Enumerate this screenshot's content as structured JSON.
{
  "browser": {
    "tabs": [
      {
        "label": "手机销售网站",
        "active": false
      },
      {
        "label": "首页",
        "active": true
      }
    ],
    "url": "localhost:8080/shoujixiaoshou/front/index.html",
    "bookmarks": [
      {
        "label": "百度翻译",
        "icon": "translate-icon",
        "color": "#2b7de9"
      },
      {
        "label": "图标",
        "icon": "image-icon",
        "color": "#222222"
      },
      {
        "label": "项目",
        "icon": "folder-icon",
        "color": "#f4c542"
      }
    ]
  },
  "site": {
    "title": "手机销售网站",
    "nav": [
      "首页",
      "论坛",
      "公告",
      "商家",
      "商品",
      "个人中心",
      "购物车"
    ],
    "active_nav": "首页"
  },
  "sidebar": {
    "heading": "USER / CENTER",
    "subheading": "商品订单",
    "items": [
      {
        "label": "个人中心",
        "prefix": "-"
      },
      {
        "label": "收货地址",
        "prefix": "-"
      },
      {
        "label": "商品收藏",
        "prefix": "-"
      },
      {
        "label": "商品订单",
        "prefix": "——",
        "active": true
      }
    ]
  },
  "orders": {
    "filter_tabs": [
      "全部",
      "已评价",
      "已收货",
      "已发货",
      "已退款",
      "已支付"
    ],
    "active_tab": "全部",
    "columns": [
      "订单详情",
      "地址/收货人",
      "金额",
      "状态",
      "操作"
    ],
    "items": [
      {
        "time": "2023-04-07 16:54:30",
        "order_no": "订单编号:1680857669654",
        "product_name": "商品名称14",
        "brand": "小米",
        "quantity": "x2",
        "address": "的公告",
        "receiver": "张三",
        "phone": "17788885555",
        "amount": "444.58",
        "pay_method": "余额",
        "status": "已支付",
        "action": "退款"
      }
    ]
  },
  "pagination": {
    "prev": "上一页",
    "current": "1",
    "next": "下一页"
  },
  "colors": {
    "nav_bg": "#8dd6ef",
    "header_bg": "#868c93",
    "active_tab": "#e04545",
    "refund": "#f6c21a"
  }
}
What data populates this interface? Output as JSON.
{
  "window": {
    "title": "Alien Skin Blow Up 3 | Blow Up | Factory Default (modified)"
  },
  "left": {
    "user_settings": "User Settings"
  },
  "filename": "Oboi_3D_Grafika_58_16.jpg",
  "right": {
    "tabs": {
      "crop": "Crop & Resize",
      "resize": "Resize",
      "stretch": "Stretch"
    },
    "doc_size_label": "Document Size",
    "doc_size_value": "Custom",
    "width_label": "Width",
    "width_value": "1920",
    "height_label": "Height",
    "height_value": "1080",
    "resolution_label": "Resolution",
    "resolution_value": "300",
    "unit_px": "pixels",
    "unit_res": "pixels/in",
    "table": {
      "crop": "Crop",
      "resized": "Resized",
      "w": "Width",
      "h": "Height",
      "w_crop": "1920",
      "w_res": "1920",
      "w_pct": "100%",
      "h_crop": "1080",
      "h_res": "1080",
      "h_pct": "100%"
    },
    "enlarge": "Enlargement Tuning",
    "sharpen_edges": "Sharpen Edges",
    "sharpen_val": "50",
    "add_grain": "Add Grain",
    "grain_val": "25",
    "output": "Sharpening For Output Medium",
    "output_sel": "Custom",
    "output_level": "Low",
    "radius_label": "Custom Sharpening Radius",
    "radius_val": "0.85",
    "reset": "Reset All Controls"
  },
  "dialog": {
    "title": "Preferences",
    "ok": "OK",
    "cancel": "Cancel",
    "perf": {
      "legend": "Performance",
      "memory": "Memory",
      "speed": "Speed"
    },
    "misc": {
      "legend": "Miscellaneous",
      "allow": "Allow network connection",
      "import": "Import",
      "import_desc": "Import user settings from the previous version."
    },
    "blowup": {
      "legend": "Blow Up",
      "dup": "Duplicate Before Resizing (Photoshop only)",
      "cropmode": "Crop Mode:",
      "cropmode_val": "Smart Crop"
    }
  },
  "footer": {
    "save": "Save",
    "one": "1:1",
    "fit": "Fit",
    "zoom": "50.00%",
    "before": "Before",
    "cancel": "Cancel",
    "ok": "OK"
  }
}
+ + + +
__PROBLEM DETAILS__: Make a copy of each line that contains the string "this".

__FULL SOLUTION__:
Enumerate this screenshot's content as structured JSON.
What data populates this interface? Output as JSON.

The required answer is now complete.